WRITTEN TASK:
Copy each line of the records that contains the word "Support".

MATERIAL FOR THIS EXERCISE:

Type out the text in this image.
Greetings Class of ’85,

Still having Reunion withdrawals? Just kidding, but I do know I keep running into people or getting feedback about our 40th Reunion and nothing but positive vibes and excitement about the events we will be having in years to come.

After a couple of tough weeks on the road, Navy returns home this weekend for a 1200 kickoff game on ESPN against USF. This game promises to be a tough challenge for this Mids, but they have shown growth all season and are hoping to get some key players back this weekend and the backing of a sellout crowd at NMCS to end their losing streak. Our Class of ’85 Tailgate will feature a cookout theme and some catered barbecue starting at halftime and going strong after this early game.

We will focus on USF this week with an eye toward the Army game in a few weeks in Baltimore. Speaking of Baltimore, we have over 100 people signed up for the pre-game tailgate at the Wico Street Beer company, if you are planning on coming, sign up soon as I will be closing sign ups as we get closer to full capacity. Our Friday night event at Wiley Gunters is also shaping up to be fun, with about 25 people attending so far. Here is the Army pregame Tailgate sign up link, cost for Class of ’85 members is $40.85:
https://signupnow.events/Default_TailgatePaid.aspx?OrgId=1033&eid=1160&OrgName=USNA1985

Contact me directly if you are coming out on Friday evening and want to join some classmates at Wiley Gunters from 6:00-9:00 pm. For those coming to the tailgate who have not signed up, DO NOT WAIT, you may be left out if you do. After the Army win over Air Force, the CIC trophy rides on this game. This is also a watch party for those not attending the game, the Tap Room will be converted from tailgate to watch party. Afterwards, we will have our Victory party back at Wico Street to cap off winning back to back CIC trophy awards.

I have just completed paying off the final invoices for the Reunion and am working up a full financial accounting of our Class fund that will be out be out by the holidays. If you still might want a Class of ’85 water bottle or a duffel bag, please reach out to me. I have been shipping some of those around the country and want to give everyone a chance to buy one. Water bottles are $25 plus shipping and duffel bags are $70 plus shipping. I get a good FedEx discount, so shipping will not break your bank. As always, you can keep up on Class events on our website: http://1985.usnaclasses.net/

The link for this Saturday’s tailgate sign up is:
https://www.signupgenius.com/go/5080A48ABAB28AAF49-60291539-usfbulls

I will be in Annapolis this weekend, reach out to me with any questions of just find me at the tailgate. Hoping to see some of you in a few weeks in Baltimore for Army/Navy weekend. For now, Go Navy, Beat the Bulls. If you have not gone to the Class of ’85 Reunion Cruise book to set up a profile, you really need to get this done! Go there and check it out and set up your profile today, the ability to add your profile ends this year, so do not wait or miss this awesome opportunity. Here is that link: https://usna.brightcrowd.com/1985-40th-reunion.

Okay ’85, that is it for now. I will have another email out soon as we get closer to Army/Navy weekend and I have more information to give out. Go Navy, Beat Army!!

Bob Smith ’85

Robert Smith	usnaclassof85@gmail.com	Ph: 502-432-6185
...
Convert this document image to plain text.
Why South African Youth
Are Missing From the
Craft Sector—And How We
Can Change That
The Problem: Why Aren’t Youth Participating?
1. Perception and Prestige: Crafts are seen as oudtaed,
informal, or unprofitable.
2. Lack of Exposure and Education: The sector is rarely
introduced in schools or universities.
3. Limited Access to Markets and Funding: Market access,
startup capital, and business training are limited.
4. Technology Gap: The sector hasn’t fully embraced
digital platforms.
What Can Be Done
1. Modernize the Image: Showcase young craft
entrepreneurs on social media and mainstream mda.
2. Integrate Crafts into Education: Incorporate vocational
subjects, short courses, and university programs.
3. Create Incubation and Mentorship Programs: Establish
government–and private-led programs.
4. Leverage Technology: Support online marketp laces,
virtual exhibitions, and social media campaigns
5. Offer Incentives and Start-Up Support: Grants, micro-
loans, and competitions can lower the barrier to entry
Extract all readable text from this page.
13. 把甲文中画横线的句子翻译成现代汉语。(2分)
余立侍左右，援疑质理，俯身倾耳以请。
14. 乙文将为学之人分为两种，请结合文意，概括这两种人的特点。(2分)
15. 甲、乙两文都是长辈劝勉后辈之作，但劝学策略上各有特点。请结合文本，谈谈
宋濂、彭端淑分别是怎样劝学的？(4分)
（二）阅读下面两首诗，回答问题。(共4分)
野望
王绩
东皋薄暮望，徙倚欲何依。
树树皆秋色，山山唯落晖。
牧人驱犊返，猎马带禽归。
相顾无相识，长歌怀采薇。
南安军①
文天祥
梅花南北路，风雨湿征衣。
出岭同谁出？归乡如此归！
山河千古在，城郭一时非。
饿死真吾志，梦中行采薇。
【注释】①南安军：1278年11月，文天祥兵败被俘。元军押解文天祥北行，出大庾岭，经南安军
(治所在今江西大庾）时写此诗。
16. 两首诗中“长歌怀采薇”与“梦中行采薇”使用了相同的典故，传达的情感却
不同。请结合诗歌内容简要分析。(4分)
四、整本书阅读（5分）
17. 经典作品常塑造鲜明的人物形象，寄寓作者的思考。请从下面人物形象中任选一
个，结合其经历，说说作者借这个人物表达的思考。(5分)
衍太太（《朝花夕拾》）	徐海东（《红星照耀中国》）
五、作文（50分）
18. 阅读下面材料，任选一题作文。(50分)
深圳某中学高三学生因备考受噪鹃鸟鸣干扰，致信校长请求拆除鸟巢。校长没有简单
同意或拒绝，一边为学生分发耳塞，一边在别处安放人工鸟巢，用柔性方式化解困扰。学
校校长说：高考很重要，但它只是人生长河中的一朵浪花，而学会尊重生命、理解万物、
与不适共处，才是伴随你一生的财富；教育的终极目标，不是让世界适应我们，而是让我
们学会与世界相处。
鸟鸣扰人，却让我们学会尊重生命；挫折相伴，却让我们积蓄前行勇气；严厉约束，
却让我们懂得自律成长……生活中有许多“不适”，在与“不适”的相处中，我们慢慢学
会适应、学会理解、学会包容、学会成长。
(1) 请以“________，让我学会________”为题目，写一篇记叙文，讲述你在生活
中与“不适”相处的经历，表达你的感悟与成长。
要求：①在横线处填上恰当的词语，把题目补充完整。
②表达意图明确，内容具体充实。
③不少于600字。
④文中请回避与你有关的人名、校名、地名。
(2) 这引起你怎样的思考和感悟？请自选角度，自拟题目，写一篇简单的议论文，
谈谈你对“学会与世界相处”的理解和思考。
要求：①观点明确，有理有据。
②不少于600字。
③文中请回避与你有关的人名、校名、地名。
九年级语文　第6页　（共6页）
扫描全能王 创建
---
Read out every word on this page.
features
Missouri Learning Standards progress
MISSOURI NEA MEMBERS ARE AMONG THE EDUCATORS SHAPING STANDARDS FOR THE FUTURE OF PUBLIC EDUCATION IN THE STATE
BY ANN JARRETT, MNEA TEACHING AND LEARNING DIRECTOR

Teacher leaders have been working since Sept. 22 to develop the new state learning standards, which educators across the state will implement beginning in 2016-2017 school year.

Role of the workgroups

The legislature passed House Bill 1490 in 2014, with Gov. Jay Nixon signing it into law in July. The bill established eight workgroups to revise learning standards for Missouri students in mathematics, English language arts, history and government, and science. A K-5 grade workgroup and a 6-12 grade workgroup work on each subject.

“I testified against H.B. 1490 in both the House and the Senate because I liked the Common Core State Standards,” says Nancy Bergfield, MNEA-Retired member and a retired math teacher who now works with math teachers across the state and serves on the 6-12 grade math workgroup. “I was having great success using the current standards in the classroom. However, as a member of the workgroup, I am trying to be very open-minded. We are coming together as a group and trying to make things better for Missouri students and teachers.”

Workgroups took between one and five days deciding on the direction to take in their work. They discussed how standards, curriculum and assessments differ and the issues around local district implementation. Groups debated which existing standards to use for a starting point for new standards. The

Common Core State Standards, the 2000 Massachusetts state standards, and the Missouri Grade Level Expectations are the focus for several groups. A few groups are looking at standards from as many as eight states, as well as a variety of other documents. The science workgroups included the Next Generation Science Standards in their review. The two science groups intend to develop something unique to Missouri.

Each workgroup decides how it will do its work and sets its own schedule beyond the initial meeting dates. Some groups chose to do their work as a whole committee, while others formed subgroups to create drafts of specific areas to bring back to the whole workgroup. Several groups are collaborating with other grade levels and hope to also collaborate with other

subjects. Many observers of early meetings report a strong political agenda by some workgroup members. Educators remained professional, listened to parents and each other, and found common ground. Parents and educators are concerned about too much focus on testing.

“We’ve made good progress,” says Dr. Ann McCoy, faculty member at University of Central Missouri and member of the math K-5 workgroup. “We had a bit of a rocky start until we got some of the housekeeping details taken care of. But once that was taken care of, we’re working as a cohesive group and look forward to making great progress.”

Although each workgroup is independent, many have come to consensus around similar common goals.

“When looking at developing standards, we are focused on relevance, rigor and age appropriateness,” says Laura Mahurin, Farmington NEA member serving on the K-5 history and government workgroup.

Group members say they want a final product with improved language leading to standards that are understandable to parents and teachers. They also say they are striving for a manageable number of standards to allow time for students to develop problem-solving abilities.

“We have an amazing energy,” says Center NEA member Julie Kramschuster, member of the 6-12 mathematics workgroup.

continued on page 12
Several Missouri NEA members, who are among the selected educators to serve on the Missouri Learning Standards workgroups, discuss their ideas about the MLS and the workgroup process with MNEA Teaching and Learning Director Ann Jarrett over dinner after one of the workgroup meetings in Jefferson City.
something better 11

SOLUTION FOR THIS EXERCISE:
4. Leverage Technology: Support online marketp laces,
5. Offer Incentives and Start-Up Support: Grants, micro-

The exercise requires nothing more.